# INPUT ROWS
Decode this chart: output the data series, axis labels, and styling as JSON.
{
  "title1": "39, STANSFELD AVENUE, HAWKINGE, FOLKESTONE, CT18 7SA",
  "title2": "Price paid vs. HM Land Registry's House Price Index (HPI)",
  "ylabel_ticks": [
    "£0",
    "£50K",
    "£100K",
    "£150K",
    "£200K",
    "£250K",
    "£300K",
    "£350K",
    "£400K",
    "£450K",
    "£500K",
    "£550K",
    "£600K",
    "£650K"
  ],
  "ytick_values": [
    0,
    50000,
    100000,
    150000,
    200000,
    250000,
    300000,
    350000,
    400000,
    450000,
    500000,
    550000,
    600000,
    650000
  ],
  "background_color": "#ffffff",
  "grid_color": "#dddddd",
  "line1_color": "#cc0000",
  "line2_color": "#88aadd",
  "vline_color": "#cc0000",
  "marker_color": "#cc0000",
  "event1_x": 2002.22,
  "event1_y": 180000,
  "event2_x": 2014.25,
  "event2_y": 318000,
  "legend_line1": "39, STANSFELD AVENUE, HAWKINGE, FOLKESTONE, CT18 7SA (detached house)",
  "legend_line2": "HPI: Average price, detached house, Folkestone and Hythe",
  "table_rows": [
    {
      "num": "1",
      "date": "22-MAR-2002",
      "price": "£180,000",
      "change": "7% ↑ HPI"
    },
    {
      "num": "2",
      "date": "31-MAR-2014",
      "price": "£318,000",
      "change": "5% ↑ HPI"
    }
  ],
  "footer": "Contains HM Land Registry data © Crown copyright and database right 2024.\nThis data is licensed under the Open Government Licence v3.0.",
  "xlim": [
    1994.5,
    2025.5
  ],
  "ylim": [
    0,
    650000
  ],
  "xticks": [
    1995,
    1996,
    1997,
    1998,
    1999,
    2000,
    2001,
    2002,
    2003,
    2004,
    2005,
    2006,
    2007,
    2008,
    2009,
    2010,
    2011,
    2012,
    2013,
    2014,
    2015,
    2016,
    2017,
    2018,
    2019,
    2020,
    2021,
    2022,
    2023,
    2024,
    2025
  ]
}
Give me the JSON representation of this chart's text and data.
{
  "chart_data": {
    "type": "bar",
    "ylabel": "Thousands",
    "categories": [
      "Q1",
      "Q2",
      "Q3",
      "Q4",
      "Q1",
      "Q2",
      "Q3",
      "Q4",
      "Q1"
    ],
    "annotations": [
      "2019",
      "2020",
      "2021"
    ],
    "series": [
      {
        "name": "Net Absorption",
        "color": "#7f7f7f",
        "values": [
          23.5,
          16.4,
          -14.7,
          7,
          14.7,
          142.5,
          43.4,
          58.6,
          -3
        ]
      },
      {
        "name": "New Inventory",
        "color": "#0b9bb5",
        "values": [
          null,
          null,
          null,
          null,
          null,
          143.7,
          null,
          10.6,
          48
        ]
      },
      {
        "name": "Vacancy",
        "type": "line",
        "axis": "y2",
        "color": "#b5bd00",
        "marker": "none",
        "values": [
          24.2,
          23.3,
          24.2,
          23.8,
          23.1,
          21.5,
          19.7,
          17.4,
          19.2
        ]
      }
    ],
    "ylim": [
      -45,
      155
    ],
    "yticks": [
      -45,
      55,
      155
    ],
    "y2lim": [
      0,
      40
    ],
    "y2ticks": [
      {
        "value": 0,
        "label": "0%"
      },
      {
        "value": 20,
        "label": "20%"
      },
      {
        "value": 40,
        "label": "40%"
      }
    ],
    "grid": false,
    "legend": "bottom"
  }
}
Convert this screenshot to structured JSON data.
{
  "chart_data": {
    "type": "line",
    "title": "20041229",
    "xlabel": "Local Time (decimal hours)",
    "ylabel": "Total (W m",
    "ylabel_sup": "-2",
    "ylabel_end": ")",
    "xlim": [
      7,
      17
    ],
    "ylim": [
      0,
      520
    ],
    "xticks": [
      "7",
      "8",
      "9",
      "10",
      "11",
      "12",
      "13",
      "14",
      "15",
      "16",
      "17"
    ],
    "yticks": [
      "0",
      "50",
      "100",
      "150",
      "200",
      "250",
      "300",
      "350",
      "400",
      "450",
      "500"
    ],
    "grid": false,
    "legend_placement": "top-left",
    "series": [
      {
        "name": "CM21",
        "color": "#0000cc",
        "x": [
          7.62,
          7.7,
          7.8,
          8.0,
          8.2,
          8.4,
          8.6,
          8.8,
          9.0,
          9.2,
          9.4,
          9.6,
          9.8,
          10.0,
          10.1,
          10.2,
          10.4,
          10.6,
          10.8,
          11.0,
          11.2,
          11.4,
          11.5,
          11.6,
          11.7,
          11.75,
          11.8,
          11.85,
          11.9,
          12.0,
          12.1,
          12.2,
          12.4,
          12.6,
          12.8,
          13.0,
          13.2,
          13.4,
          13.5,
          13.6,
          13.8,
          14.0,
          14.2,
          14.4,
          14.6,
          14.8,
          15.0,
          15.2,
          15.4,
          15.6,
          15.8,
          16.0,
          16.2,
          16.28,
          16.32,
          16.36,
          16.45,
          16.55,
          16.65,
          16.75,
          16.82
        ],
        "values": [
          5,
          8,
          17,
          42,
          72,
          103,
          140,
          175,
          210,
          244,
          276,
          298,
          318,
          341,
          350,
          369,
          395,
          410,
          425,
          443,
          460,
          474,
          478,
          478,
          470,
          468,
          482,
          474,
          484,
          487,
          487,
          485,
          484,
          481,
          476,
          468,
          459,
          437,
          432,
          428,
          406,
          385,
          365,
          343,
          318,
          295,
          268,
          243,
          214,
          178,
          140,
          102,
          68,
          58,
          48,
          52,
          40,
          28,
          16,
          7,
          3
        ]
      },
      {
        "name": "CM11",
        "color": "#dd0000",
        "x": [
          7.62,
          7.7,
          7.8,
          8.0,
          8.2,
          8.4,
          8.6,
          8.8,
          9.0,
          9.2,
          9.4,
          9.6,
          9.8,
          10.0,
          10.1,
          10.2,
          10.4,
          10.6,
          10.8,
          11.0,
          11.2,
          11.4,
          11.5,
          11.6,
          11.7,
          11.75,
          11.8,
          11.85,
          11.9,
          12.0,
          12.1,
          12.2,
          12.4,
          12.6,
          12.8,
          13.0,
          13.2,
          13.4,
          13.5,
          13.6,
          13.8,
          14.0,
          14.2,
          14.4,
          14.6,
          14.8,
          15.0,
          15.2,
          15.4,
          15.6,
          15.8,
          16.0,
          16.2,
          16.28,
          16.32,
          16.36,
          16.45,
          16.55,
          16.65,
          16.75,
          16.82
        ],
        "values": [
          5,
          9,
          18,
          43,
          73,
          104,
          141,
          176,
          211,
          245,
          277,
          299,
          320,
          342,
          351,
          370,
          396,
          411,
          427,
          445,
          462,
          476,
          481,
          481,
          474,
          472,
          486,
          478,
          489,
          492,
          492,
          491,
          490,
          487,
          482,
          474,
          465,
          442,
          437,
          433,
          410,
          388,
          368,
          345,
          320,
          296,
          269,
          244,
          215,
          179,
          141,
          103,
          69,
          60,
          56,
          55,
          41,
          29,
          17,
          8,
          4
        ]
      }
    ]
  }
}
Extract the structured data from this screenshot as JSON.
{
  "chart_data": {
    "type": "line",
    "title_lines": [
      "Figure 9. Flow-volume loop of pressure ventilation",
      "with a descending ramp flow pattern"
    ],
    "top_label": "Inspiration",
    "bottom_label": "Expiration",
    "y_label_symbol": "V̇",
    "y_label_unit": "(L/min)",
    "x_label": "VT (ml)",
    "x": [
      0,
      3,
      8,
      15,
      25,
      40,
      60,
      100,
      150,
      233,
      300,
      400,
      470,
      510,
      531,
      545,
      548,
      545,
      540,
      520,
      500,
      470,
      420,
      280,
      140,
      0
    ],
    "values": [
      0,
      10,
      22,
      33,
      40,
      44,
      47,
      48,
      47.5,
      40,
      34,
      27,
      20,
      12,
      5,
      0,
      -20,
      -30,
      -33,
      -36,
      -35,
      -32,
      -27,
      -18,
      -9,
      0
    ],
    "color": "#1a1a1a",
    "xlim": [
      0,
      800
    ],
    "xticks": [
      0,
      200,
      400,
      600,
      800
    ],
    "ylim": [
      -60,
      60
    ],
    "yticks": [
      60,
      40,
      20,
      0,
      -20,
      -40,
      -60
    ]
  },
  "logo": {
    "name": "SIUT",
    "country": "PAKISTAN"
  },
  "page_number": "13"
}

# SET TASK
List each line holding the string "type".

# ANSWER TO THE PROBLEM
    "type": "bar",
        "type": "line",
    "type": "line",
    "type": "line",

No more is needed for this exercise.